FDP-Direktkandidat Ulrich Hermani hoffte am Wahlabend noch auf den Einzug der Liberalen in den Bundestag. „Die Hoffnung stirbt zuletzt“, sagte er unserer Redaktion am Telefon. Sie erfüllte sich dennoch nicht. Seine Partei sei für eine „Wirtschaftswende“ eingetreten. Hermani hätte es gern gesehen, wenn die FDP diese in einer „Deutschlandkoalition“ mit CDU und SPD hätte umsetzen können. Nun setzt er auf eine Große Koalition aus CDU und SPD. Eine Regierungsbeteiligung der Grünen bedeute Stillstand. Die Liberalen dürfe man nun nicht „zu Grabe tragen“. Ihr Blick richte sich nun auf die Landtagswahlen. „Wir haben gute Botschaften, wir müssen es nur schaffen, sie in die Bevölkerung zu tragen“, findet Hermani. Konkret meint er zum Beispiel die Aktienrente, die das Rentensystem stabilisieren soll. Hermani holte übrigens 3,3 Prozent der Erststimmen. Vor vier Jahren kam der FDP-Kandidat noch auf 8,3 Prozent.

## ZIEL DER AUFGABE
Nenne alle Parteien, die im Textauszug oben über FDP-Kandidat Ulrich Hermani genannt werden.

[Gespeicherte Einträge]
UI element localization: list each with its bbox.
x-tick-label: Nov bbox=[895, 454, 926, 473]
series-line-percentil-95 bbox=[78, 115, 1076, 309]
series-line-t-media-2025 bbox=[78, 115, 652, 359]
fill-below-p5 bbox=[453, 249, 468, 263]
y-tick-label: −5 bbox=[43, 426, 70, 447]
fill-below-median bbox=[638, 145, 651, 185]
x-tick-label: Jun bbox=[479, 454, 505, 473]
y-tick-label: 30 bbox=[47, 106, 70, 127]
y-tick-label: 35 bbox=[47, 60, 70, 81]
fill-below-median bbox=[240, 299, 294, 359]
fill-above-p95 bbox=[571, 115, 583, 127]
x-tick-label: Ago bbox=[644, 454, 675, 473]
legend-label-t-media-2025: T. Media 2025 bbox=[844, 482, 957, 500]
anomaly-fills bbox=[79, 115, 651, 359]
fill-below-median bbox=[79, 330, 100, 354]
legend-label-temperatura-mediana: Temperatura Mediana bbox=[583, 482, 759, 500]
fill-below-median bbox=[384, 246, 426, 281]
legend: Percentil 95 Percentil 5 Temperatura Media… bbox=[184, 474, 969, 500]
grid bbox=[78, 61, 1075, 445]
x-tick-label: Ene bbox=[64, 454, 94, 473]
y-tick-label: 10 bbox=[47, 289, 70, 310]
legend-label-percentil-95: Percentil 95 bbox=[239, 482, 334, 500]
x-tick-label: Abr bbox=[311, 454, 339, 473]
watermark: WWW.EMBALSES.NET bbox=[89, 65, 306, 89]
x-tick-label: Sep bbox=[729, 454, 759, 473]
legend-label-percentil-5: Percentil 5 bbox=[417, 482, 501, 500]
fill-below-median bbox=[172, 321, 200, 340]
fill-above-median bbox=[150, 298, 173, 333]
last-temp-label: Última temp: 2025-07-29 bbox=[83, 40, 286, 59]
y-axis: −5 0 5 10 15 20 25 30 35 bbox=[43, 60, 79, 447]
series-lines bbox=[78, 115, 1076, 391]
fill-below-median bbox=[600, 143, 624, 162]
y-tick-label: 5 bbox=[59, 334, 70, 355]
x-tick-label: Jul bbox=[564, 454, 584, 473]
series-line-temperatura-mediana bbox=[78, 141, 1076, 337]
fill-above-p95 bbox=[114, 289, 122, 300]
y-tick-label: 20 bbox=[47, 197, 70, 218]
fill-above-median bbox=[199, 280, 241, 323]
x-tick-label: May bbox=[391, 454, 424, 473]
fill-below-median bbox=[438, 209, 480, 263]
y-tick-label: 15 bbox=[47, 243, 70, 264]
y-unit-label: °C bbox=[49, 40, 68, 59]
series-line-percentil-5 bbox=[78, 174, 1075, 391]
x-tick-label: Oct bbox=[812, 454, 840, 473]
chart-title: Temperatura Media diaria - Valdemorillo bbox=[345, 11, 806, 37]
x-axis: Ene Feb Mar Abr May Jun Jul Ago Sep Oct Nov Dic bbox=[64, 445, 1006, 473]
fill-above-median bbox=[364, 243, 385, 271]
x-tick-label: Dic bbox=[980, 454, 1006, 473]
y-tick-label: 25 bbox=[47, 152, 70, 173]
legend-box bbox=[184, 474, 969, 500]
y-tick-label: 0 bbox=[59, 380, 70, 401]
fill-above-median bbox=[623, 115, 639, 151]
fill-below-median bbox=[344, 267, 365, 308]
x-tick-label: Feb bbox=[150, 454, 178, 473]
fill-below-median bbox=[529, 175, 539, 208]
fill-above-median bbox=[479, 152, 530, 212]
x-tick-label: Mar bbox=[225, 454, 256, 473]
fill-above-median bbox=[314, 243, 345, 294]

## ANTWORT
FDP, CDU, SPD, Grüne